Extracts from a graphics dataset
[Begin]

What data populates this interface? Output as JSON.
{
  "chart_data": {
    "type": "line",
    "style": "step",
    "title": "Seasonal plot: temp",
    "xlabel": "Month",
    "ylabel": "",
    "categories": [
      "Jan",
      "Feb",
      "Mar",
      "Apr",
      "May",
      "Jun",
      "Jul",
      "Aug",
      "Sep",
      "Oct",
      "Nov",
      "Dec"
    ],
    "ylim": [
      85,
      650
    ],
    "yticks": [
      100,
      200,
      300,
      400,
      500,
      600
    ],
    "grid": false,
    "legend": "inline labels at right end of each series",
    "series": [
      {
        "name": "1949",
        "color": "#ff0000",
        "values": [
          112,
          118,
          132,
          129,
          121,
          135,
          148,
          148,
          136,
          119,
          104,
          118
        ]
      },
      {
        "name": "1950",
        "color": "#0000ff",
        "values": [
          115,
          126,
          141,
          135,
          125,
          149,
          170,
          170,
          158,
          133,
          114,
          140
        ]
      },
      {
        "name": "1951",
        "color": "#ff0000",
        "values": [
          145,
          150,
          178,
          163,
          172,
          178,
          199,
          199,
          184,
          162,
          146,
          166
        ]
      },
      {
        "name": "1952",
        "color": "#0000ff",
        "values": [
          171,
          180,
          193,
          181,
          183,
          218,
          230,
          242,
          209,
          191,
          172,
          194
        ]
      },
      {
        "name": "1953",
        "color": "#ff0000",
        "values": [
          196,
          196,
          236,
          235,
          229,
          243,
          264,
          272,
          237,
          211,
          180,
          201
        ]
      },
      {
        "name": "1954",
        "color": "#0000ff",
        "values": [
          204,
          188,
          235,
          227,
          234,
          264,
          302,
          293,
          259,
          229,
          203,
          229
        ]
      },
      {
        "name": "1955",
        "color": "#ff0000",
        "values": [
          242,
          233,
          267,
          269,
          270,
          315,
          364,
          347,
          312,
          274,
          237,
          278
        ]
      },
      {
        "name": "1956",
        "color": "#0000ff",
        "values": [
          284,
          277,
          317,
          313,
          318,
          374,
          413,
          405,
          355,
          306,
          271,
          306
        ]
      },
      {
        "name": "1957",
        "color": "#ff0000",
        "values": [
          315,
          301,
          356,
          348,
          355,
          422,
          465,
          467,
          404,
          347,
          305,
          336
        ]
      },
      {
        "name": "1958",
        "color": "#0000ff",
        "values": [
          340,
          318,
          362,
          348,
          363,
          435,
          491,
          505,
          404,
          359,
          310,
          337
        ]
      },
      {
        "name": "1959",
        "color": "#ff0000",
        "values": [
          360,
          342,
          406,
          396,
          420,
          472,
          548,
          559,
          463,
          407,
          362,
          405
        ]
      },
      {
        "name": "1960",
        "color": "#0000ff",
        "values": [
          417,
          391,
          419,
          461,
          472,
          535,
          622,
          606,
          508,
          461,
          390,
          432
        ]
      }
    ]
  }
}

[End]

Show, from the material above, each line that includes the string "series".

PROBLEM SOLUTION
    "legend": "inline labels at right end of each series",
    "series": [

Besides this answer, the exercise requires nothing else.